Data in this exercise
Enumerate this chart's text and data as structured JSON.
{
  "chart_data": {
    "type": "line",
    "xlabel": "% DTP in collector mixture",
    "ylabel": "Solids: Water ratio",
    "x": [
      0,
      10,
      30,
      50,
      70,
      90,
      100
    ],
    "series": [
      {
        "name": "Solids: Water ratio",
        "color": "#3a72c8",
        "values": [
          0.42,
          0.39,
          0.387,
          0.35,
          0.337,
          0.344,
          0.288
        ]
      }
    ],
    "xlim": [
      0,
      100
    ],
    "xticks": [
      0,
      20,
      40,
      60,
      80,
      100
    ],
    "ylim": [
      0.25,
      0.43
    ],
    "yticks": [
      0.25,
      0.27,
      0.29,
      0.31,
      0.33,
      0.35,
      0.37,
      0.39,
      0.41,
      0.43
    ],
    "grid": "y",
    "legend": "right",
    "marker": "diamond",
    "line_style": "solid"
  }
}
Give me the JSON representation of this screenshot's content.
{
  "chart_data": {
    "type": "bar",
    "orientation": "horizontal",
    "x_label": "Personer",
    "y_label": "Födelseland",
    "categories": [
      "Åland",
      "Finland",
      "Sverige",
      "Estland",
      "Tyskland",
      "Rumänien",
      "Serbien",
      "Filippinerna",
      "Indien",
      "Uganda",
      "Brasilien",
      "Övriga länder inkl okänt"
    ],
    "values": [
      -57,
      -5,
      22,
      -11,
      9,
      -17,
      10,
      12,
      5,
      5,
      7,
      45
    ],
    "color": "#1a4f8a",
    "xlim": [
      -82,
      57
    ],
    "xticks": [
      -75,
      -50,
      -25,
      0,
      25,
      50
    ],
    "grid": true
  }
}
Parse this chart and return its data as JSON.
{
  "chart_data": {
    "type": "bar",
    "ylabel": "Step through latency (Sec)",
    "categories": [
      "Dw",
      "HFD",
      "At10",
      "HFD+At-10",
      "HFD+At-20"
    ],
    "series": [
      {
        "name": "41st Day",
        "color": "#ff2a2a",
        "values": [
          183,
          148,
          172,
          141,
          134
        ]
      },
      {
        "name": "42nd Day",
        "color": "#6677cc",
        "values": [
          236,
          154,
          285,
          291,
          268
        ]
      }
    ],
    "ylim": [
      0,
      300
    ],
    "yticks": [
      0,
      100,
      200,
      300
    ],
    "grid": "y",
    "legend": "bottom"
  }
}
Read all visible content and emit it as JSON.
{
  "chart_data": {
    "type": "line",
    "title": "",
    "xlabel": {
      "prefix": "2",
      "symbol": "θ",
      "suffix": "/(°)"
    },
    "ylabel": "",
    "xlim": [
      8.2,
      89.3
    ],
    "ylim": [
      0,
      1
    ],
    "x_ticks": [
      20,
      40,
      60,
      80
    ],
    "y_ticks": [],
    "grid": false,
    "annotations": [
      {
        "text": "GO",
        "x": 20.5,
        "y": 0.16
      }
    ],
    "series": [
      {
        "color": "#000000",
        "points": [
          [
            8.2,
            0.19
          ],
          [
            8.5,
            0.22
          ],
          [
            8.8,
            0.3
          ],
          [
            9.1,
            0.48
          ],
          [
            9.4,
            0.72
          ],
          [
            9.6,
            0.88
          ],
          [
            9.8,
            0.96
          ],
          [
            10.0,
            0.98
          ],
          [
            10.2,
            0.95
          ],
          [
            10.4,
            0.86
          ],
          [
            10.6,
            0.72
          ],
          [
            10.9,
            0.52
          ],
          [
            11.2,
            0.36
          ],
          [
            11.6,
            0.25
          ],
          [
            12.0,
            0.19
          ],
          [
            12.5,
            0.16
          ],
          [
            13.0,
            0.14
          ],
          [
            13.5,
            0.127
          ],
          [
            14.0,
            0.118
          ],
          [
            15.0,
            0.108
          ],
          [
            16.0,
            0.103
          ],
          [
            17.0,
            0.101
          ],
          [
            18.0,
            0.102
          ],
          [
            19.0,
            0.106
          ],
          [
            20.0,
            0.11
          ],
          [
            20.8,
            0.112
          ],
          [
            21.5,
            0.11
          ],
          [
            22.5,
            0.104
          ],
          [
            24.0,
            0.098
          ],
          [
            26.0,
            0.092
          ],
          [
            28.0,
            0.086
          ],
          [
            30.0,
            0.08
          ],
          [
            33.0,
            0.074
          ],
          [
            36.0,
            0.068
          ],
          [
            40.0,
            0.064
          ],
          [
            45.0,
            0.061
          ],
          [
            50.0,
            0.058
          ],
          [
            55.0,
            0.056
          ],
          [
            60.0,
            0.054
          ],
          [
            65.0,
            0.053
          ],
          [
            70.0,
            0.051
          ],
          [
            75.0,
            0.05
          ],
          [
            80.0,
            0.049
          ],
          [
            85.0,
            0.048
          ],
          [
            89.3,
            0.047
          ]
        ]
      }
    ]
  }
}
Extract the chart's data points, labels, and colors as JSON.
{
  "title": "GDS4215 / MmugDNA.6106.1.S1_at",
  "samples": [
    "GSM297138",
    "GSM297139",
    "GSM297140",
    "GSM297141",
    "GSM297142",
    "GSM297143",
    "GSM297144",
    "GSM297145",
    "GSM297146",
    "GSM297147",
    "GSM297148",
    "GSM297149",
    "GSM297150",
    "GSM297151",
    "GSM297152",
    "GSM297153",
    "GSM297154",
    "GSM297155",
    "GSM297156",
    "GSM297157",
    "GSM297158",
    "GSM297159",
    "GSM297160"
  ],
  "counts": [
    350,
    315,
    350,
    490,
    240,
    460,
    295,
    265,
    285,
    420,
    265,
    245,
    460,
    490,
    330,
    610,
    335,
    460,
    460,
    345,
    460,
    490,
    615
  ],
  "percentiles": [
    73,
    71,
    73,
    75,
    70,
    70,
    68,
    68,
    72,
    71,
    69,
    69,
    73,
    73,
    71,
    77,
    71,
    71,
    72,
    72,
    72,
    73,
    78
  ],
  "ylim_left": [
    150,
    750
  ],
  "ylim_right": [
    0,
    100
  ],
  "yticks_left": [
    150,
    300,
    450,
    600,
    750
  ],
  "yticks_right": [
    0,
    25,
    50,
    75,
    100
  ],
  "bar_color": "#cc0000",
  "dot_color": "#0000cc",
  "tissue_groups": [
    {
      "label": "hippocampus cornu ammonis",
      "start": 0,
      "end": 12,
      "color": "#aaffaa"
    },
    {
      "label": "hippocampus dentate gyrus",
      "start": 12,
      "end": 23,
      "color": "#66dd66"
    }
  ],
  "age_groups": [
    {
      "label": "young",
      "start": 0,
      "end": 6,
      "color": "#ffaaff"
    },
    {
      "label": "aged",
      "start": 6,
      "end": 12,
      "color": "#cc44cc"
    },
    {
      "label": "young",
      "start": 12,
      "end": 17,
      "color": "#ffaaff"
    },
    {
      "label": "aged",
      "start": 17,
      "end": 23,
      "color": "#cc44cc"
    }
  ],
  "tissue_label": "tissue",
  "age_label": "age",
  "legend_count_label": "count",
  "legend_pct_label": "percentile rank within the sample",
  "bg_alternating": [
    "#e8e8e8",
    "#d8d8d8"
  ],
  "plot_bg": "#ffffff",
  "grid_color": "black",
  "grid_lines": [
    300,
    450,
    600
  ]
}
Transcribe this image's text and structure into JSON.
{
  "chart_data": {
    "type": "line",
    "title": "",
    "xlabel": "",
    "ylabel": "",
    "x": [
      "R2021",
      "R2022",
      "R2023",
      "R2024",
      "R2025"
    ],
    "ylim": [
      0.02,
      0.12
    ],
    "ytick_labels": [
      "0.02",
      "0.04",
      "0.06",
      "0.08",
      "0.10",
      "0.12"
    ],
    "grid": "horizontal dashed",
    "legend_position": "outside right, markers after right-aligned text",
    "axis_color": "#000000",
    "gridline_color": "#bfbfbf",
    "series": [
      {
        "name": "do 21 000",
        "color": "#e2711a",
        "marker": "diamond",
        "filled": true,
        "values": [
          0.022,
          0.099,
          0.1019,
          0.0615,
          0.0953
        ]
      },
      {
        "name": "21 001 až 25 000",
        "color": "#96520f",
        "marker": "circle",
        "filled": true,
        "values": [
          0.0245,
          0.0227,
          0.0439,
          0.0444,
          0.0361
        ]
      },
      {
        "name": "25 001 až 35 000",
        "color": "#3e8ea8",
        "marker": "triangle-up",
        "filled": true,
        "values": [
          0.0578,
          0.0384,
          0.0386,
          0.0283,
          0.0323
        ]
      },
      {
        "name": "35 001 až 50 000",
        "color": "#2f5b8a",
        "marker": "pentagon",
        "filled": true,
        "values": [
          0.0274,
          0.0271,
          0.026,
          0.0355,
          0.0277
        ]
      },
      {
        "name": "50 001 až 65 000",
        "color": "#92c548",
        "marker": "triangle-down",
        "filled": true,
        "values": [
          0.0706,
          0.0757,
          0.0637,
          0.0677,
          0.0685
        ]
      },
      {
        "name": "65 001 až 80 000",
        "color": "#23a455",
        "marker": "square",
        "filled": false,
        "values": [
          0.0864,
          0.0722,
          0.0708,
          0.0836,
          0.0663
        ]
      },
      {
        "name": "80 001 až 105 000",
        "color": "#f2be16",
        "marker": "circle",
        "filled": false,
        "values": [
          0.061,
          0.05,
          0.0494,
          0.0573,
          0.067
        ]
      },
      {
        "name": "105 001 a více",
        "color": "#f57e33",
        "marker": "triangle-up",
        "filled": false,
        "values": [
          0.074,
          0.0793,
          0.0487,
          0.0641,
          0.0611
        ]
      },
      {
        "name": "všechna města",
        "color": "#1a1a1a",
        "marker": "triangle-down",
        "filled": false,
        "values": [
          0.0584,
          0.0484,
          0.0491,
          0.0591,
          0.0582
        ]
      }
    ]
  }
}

Job
Identify each line containing the string "text" and copy it out.

Problem solution
Enumerate this chart's text and data as structured JSON.
        "text": "GO",
Transcribe this image's text and structure into JSON.
    "legend_position": "outside right, markers after right-aligned text",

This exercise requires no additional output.